What you will do>
1. In the post about the origin of money, what does Graeber say money came into being to do?
2. Decide whether each statement agrees with the post about the origin of money, answering yes or no and quoting the words of the post that settle it: (a) The writer has a cousin who is a blacksmith. (b) This past week the writer read the Wealth of Nations directly. (c) The tribute owed was goods.
3. Please carry the post about the origin of money on from its last sentence.

Source extract>
Last night we were talking about the tin mine at Warbeth. That and the problem geology posed to religion in the 19th century. I thought I ought to have included the mining operation in my Bronze Age spiel for the General Knowledge video series I’m embarking on. One day I’ll do some smelting. I’ve got a blacksmith cousin, so there’s a start.
This past week I’ve been revisiting Adam Smith. Neither the Wealth of Nations nor Theory of Moral Sentiments directly, but through the lens of podcasts and David Graeber’s reading of his works in Debt: the first 5000 years. I’ve reversed into prehistory as far as the video series is concerned and I devoted the final part of three to the origin of money.
This was a subject that Smith was one of the first to theorise, and his hypothesis resulted in the perpetuation of a myth that money arose from the need to standardise exchange between individuals that had formerly taken place through barter i.e. direct swapping of commodities. Graeber tells us that money, in fact, came into being to keep an account of who owed what to whom (that “whom” often being a central authority and the “what” being tribute). The tribute owed was not goods, but a precise monetary value of however many units – it was just paid in goods equivalent to this.

Excerpted records>
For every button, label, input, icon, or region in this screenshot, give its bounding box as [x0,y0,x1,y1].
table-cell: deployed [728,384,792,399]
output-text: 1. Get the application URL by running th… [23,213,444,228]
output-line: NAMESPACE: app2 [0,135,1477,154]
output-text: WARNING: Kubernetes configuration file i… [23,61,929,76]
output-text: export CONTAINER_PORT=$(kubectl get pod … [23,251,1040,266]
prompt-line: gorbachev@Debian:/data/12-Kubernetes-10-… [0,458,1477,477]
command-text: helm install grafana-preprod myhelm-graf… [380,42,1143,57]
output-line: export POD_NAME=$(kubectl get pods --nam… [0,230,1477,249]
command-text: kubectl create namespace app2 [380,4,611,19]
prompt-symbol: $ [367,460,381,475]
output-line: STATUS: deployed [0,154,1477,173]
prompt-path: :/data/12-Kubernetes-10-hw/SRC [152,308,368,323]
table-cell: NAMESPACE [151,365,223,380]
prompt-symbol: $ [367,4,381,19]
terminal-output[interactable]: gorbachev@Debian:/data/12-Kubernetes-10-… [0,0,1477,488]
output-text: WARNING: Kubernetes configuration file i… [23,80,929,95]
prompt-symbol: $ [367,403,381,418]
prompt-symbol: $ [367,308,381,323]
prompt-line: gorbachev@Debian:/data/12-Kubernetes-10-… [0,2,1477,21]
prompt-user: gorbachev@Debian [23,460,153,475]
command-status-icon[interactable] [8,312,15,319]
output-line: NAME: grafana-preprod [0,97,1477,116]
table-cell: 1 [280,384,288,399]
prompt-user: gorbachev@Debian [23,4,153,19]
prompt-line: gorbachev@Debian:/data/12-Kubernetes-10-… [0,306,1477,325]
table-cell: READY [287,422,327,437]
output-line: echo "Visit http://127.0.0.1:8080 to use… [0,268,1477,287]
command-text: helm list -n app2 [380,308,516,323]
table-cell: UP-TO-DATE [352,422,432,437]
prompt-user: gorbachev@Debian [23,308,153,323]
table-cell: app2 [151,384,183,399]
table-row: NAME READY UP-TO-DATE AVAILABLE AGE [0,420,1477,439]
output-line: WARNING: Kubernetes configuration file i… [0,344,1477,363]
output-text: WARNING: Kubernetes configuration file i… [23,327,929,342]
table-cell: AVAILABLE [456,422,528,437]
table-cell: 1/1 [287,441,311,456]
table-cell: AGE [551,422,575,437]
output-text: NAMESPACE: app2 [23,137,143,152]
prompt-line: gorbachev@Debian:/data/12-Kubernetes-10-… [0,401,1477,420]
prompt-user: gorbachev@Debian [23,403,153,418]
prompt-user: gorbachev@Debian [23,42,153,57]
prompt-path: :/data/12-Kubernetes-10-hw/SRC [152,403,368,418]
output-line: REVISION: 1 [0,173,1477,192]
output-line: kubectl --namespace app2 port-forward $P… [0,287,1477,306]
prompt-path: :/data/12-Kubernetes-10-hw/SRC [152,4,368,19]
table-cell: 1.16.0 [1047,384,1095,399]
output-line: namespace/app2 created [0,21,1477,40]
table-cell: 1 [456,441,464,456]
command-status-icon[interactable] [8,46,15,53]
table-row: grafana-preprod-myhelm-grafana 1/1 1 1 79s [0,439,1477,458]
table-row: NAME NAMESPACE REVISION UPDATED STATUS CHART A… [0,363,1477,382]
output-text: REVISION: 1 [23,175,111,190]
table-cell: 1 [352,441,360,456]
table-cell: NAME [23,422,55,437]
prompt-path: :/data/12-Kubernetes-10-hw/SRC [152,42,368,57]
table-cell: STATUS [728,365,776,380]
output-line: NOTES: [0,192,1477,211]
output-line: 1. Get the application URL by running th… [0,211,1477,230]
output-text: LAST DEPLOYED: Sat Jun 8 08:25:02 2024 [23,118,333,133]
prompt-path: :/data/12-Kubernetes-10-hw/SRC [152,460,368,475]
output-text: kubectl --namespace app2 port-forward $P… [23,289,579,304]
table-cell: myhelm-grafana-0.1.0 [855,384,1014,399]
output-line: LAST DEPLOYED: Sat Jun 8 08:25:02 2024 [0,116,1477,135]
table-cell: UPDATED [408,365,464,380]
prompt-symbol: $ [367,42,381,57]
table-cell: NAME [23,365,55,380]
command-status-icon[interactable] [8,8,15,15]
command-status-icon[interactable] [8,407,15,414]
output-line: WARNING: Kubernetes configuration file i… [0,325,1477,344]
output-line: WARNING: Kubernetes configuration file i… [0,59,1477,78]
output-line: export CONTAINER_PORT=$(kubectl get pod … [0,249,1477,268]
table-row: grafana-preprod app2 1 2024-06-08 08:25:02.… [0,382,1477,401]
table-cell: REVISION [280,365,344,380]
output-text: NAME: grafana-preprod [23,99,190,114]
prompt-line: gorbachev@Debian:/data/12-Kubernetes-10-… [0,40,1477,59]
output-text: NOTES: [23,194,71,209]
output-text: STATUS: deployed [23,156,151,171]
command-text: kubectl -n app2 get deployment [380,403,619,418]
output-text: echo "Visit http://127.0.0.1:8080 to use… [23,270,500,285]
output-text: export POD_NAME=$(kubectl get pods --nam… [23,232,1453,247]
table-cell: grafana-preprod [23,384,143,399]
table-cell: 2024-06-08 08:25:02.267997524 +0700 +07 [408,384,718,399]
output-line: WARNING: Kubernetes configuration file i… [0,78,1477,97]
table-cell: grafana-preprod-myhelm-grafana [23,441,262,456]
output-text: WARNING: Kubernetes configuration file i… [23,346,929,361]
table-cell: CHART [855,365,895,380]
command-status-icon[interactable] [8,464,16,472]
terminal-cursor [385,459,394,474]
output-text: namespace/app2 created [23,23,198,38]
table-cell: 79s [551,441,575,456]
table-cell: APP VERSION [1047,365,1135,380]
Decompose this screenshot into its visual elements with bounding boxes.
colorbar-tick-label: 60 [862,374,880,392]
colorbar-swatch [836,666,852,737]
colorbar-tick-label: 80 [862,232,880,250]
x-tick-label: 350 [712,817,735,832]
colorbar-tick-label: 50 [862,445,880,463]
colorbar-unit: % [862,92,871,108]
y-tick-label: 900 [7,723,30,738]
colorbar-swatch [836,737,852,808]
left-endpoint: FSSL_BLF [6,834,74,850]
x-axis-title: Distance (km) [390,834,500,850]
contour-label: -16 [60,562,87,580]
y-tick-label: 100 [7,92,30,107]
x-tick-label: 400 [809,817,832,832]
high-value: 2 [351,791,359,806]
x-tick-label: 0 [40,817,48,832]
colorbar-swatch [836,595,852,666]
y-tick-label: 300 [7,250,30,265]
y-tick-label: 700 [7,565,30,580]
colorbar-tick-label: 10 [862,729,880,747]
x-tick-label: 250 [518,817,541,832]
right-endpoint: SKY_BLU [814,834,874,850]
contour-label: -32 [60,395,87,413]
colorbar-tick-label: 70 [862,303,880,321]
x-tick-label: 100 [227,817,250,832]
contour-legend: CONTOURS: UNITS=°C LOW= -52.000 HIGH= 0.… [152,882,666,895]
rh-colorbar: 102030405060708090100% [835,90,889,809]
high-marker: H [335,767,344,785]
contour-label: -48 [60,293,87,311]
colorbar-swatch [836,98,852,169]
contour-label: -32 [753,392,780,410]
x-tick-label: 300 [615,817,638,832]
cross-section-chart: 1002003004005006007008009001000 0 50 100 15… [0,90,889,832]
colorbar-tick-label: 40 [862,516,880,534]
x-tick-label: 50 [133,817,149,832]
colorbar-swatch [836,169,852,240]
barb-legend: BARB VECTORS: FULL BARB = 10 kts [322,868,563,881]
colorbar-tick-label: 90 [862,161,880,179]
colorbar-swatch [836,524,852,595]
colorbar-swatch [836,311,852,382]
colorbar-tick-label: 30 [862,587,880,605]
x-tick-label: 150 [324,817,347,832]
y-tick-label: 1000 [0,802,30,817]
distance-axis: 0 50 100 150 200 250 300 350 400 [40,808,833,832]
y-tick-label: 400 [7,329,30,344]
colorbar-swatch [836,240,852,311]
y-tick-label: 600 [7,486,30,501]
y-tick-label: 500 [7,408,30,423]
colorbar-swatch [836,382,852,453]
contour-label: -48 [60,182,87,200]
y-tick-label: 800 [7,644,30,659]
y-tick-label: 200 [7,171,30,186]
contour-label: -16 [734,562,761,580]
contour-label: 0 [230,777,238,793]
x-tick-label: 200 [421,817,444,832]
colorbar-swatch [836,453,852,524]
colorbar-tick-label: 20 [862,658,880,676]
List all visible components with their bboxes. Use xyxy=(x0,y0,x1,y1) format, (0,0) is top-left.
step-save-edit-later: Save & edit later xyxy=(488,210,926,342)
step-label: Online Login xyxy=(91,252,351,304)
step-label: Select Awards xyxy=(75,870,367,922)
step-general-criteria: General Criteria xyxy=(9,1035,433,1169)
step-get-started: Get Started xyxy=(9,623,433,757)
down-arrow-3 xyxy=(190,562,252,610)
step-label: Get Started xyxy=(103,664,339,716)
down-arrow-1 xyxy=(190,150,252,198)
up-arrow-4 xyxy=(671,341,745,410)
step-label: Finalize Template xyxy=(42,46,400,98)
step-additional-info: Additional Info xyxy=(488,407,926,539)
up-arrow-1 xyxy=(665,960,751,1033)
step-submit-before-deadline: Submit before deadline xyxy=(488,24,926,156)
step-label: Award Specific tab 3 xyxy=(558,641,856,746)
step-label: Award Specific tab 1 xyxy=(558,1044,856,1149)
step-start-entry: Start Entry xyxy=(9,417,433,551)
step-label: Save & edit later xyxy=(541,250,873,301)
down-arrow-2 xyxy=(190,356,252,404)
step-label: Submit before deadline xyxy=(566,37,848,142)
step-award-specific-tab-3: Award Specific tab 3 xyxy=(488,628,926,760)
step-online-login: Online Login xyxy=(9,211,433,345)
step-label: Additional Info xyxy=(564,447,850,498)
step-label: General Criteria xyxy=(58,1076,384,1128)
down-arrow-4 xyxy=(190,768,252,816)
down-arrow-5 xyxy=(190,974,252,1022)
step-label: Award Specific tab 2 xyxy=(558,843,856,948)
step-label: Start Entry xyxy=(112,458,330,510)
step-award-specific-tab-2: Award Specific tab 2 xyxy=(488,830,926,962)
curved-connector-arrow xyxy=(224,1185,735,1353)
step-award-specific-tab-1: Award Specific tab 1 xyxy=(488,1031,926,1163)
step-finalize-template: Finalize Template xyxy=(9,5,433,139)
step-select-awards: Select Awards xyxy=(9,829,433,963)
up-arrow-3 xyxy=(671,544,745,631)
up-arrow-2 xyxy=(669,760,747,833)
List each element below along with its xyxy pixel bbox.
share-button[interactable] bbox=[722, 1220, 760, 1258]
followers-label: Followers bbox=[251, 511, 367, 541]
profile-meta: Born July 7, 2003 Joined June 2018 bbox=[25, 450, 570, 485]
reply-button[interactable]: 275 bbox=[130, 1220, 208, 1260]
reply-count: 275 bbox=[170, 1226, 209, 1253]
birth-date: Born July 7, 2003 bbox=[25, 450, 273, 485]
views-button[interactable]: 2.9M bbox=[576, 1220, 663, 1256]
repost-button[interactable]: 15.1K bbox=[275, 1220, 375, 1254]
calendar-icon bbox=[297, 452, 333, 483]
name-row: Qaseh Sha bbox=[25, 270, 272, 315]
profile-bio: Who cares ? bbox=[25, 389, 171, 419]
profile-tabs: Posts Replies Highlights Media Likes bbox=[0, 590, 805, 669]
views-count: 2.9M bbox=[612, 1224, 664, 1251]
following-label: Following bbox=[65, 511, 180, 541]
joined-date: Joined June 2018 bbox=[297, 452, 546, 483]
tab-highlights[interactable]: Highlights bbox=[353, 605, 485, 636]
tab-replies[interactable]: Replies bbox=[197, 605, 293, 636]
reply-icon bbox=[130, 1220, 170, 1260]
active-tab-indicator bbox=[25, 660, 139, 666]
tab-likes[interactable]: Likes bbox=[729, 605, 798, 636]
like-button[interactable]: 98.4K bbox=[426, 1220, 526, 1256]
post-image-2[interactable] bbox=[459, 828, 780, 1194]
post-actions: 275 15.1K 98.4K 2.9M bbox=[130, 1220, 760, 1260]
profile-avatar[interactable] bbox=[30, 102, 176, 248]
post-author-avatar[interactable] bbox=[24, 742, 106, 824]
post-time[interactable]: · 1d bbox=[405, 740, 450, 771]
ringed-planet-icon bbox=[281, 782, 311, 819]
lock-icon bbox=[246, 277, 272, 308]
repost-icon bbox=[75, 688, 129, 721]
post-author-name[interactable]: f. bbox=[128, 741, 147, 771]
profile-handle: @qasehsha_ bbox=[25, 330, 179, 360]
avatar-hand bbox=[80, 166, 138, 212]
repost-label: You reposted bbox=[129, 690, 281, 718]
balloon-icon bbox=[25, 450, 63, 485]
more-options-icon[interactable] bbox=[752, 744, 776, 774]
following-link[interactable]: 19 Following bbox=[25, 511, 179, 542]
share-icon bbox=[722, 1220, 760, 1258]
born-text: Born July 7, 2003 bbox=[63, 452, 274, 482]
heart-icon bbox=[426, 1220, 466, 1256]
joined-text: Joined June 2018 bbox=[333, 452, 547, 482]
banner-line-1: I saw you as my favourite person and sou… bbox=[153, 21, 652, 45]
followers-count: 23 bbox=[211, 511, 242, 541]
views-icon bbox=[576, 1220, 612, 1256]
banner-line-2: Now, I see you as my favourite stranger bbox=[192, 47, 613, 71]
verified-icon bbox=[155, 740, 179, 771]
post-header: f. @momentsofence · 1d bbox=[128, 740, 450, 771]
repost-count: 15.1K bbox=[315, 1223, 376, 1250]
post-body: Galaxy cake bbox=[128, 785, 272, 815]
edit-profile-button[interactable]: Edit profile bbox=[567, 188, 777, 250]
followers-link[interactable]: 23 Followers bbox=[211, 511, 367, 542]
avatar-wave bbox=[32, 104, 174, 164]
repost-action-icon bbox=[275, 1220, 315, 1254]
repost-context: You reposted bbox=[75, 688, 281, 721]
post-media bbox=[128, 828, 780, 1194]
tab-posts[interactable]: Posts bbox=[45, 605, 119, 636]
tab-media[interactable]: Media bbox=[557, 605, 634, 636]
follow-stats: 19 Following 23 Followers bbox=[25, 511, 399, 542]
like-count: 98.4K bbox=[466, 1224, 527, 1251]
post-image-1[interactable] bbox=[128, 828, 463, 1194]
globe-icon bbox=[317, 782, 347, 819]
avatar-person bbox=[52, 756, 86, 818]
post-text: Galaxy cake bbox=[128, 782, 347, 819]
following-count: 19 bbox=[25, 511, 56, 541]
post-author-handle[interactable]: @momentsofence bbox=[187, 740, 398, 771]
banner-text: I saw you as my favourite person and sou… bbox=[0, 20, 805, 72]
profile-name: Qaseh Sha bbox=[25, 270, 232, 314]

Task-by-task outputs>
1. To keep an account of who owed what to whom.

2.
(a) Yes: "I’ve got a blacksmith cousin"
(b) No: "Neither the Wealth of Nations nor Theory of Moral Sentiments directly"
(c) No: "The tribute owed was not goods, but a precise monetary value of however many units"

3.
This is just one example of how challenging these old conceptions can totally derail our understanding of the world. My Early Humanity series looks at a lot of these long-held but entirely unjustified assumptions and tries to show how modern anthropology, archaeology and evolutionary biology has attempted to give us more accurate answers to fundamental questions of our nature.
That’s how I started off when I asked whether warfare was endemic to humanity. I felt it was important to note the major trends of thought on the topic, both religious and secular before I sought scientific answers. Both Judeo-Christian and Greco-Roman traditions approached the dilemma of war in quite similar ways – it was something passed down to humanity from God/the gods. We got caught up in it (Trojan War) or were commanded to do it (the Fall of Jericho). The philosophers Hobbes and Rousseau looked at warfare from an innate behavioural perspective and cast back to a distant past without states, borders or laws. They reached opposite conclusions. Hobbes envisaged an every-man-for-himself type situation whereas Rousseau considered “unaccommodated man” to be essentially peaceful.
Science’s answer to humanity’s natural propensity/disinclination to war is murkier. Chimps, our closest primate relative, make war if we count intraspecies coalitionary killing for the sake of territory and resources to constitute warfare. However, among homo sapiens, when resources are plentiful there is substantial evidence for human kindness and harmony. Prehistoric people cared for vulnerable members of society, tended the sick and valued the disabled enough to include and cater for their additional needs, as evidenced by archaeology.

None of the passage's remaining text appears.